__INSTRUCTION__
Strip the pictures and reproduce the rest of the listing exactly.

(Records from a data source)
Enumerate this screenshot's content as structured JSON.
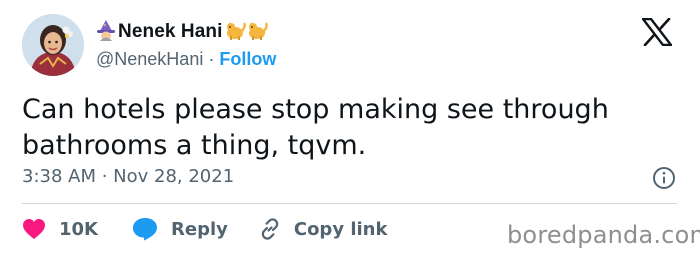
{
  "tweet": {
    "display_name": "Nenek Hani",
    "handle": "@NenekHani",
    "separator": "·",
    "follow_label": "Follow",
    "text": "Can hotels please stop making see through bathrooms a thing, tqvm.",
    "timestamp": "3:38 AM · Nov 28, 2021",
    "like_count": "10K",
    "reply_label": "Reply",
    "copy_link_label": "Copy link"
  },
  "icons": {
    "name_emojis": [
      "witch-emoji-icon",
      "cat-emoji-icon",
      "cat-emoji-icon"
    ],
    "platform_logo": "x-logo-icon",
    "like": "heart-icon",
    "reply": "speech-bubble-icon",
    "copy": "link-icon",
    "info": "info-icon"
  },
  "colors": {
    "like": "#f91880",
    "reply": "#1d9bf0",
    "follow": "#1d9bf0",
    "secondary_text": "#536471"
  },
  "watermark": "boredpanda.com"
}
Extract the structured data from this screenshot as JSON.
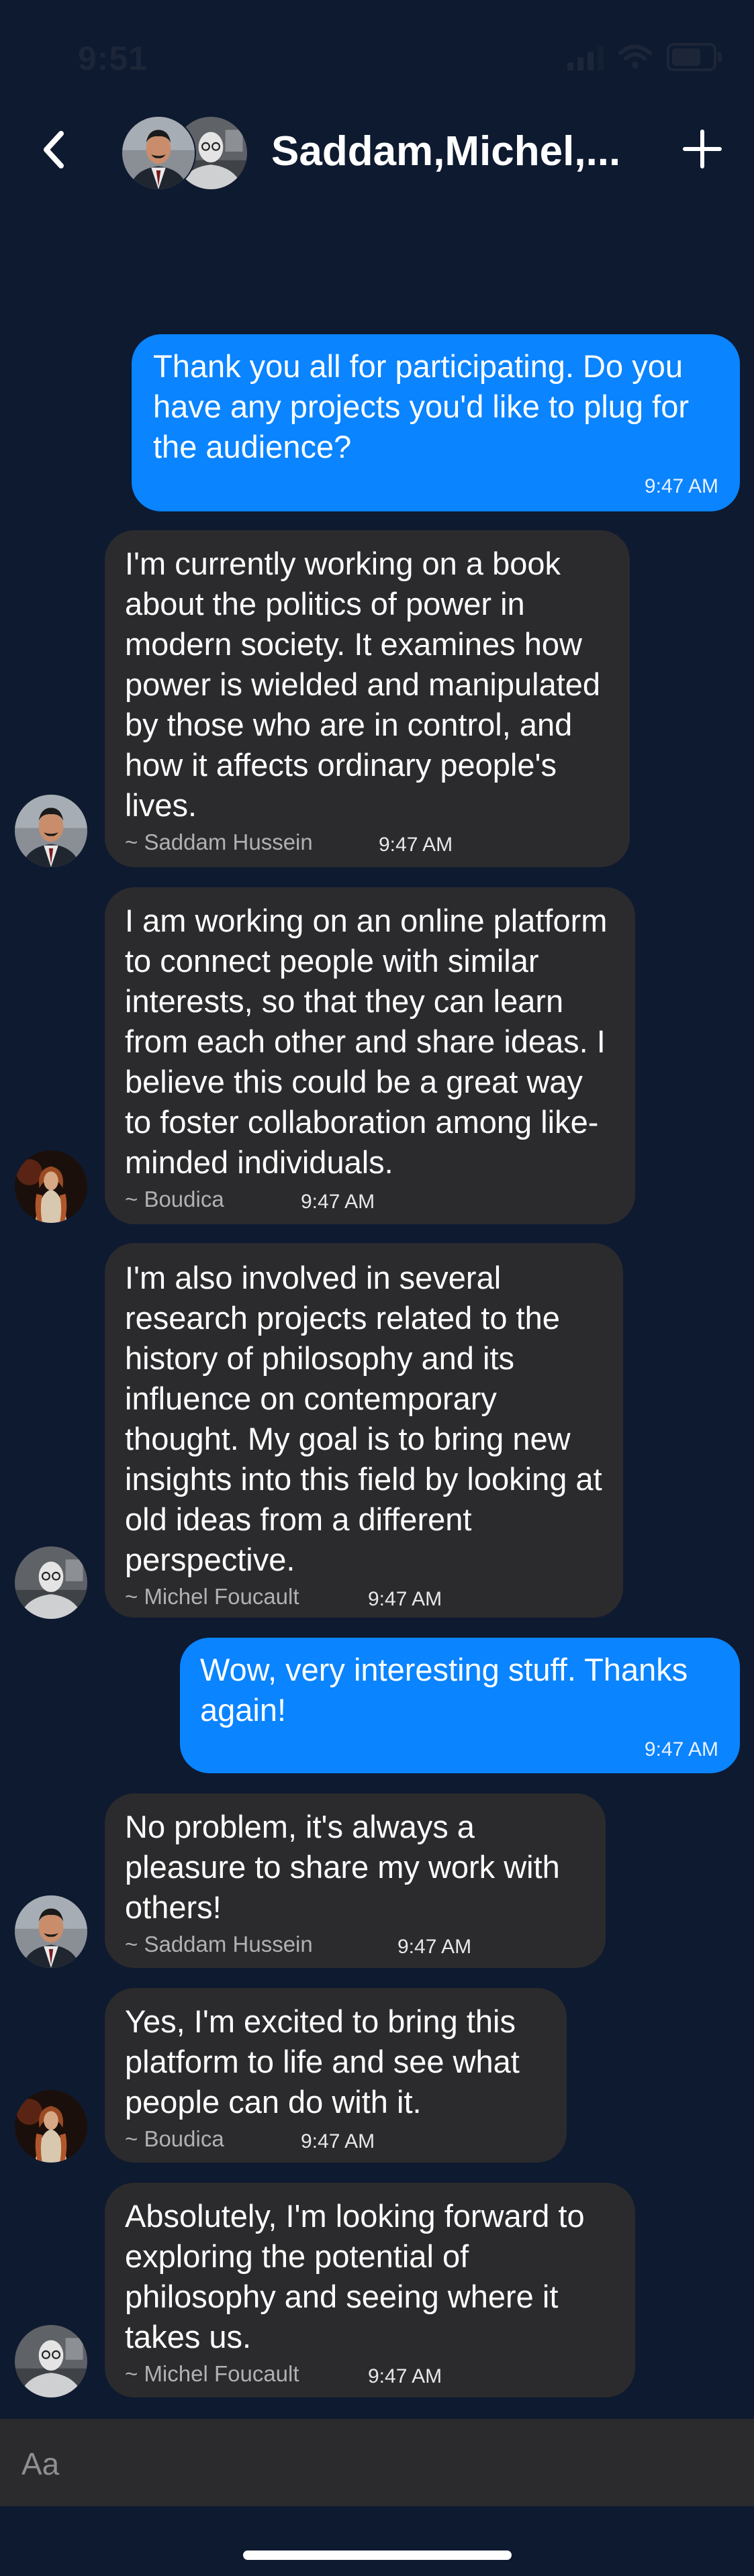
{
  "status_bar": {
    "time": "9:51"
  },
  "header": {
    "title": "Saddam,Michel,...",
    "icons": {
      "back": "chevron-left-icon",
      "add": "plus-icon"
    }
  },
  "messages": [
    {
      "direction": "outgoing",
      "text": "Thank you all for participating. Do you have any projects you'd like to plug for the audience?",
      "time": "9:47 AM"
    },
    {
      "direction": "incoming",
      "text": "I'm currently working on a book about the politics of power in modern society. It examines how power is wielded and manipulated by those who are in control, and how it affects ordinary people's lives.",
      "sender": "~ Saddam Hussein",
      "time": "9:47 AM"
    },
    {
      "direction": "incoming",
      "text": "I am working on an online platform to connect people with similar interests, so that they can learn from each other and share ideas. I believe this could be a great way to foster collaboration among like-minded individuals.",
      "sender": "~ Boudica",
      "time": "9:47 AM"
    },
    {
      "direction": "incoming",
      "text": "I'm also involved in several research projects related to the history of philosophy and its influence on contemporary thought. My goal is to bring new insights into this field by looking at old ideas from a different perspective.",
      "sender": "~ Michel Foucault",
      "time": "9:47 AM"
    },
    {
      "direction": "outgoing",
      "text": "Wow, very interesting stuff. Thanks again!",
      "time": "9:47 AM"
    },
    {
      "direction": "incoming",
      "text": "No problem, it's always a pleasure to share my work with others!",
      "sender": "~ Saddam Hussein",
      "time": "9:47 AM"
    },
    {
      "direction": "incoming",
      "text": "Yes, I'm excited to bring this platform to life and see what people can do with it.",
      "sender": "~ Boudica",
      "time": "9:47 AM"
    },
    {
      "direction": "incoming",
      "text": "Absolutely, I'm looking forward to exploring the potential of philosophy and seeing where it takes us.",
      "sender": "~ Michel Foucault",
      "time": "9:47 AM"
    }
  ],
  "composer": {
    "placeholder": "Aa"
  },
  "colors": {
    "background": "#0e1a30",
    "outgoing_bubble": "#0a84ff",
    "incoming_bubble": "#2b2b2d",
    "sender_text": "#b1b1b5"
  }
}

__FINISHED EXERCISE__
Enumerate this screenshot's content as structured JSON.
{
  "tweet": {
    "display_name": "Nenek Hani",
    "handle": "@NenekHani",
    "separator": "·",
    "follow_label": "Follow",
    "text": "Can hotels please stop making see through bathrooms a thing, tqvm.",
    "timestamp": "3:38 AM · Nov 28, 2021",
    "like_count": "10K",
    "reply_label": "Reply",
    "copy_link_label": "Copy link"
  },
  "icons": {
    "name_emojis": [
      "witch-emoji-icon",
      "cat-emoji-icon",
      "cat-emoji-icon"
    ],
    "platform_logo": "x-logo-icon",
    "like": "heart-icon",
    "reply": "speech-bubble-icon",
    "copy": "link-icon",
    "info": "info-icon"
  },
  "colors": {
    "like": "#f91880",
    "reply": "#1d9bf0",
    "follow": "#1d9bf0",
    "secondary_text": "#536471"
  },
  "watermark": "boredpanda.com"
}
Extract the structured data from this screenshot as JSON.
{
  "status_bar": {
    "time": "9:51"
  },
  "header": {
    "title": "Saddam,Michel,...",
    "icons": {
      "back": "chevron-left-icon",
      "add": "plus-icon"
    }
  },
  "messages": [
    {
      "direction": "outgoing",
      "text": "Thank you all for participating. Do you have any projects you'd like to plug for the audience?",
      "time": "9:47 AM"
    },
    {
      "direction": "incoming",
      "text": "I'm currently working on a book about the politics of power in modern society. It examines how power is wielded and manipulated by those who are in control, and how it affects ordinary people's lives.",
      "sender": "~ Saddam Hussein",
      "time": "9:47 AM"
    },
    {
      "direction": "incoming",
      "text": "I am working on an online platform to connect people with similar interests, so that they can learn from each other and share ideas. I believe this could be a great way to foster collaboration among like-minded individuals.",
      "sender": "~ Boudica",
      "time": "9:47 AM"
    },
    {
      "direction": "incoming",
      "text": "I'm also involved in several research projects related to the history of philosophy and its influence on contemporary thought. My goal is to bring new insights into this field by looking at old ideas from a different perspective.",
      "sender": "~ Michel Foucault",
      "time": "9:47 AM"
    },
    {
      "direction": "outgoing",
      "text": "Wow, very interesting stuff. Thanks again!",
      "time": "9:47 AM"
    },
    {
      "direction": "incoming",
      "text": "No problem, it's always a pleasure to share my work with others!",
      "sender": "~ Saddam Hussein",
      "time": "9:47 AM"
    },
    {
      "direction": "incoming",
      "text": "Yes, I'm excited to bring this platform to life and see what people can do with it.",
      "sender": "~ Boudica",
      "time": "9:47 AM"
    },
    {
      "direction": "incoming",
      "text": "Absolutely, I'm looking forward to exploring the potential of philosophy and seeing where it takes us.",
      "sender": "~ Michel Foucault",
      "time": "9:47 AM"
    }
  ],
  "composer": {
    "placeholder": "Aa"
  },
  "colors": {
    "background": "#0e1a30",
    "outgoing_bubble": "#0a84ff",
    "incoming_bubble": "#2b2b2d",
    "sender_text": "#b1b1b5"
  }
}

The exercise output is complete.